Exercise requirements: Take down each entry exactly as written.

Raw records:

....

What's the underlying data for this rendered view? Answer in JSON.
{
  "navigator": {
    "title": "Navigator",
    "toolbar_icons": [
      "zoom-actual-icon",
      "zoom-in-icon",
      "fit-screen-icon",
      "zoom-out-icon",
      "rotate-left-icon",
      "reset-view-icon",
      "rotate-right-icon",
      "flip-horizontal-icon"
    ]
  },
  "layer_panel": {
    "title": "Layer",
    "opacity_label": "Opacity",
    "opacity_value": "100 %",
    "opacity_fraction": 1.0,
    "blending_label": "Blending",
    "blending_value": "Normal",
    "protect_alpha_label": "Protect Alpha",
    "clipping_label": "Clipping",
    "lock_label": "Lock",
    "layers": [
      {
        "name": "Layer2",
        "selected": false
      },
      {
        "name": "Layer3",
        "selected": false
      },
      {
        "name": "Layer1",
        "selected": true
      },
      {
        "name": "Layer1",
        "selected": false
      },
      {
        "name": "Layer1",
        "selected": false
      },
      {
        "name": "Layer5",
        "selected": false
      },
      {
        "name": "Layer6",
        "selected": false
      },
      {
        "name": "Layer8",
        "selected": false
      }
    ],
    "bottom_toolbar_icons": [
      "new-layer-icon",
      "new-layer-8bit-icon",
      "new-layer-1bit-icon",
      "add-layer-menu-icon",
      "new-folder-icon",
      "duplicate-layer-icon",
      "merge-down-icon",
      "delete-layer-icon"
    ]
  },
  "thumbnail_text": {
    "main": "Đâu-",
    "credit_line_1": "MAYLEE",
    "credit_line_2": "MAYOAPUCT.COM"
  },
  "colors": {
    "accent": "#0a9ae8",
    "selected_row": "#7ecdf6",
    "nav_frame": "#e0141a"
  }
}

....

Response to the exercise:
What's the underlying data for this rendered view? Answer in JSON.
{
  "navigator": {
    "title": "Navigator",
    "toolbar_icons": [
      "zoom-actual-icon",
      "zoom-in-icon",
      "fit-screen-icon",
      "zoom-out-icon",
      "rotate-left-icon",
      "reset-view-icon",
      "rotate-right-icon",
      "flip-horizontal-icon"
    ]
  },
  "layer_panel": {
    "title": "Layer",
    "opacity_label": "Opacity",
    "opacity_value": "100 %",
    "opacity_fraction": 1.0,
    "blending_label": "Blending",
    "blending_value": "Normal",
    "protect_alpha_label": "Protect Alpha",
    "clipping_label": "Clipping",
    "lock_label": "Lock",
    "layers": [
      {
        "name": "Layer2",
        "selected": false
      },
      {
        "name": "Layer3",
        "selected": false
      },
      {
        "name": "Layer1",
        "selected": true
      },
      {
        "name": "Layer1",
        "selected": false
      },
      {
        "name": "Layer1",
        "selected": false
      },
      {
        "name": "Layer5",
        "selected": false
      },
      {
        "name": "Layer6",
        "selected": false
      },
      {
        "name": "Layer8",
        "selected": false
      }
    ],
    "bottom_toolbar_icons": [
      "new-layer-icon",
      "new-layer-8bit-icon",
      "new-layer-1bit-icon",
      "add-layer-menu-icon",
      "new-folder-icon",
      "duplicate-layer-icon",
      "merge-down-icon",
      "delete-layer-icon"
    ]
  },
  "thumbnail_text": {
    "main": "Đâu-",
    "credit_line_1": "MAYLEE",
    "credit_line_2": "MAYOAPUCT.COM"
  },
  "colors": {
    "accent": "#0a9ae8",
    "selected_row": "#7ecdf6",
    "nav_frame": "#e0141a"
  }
}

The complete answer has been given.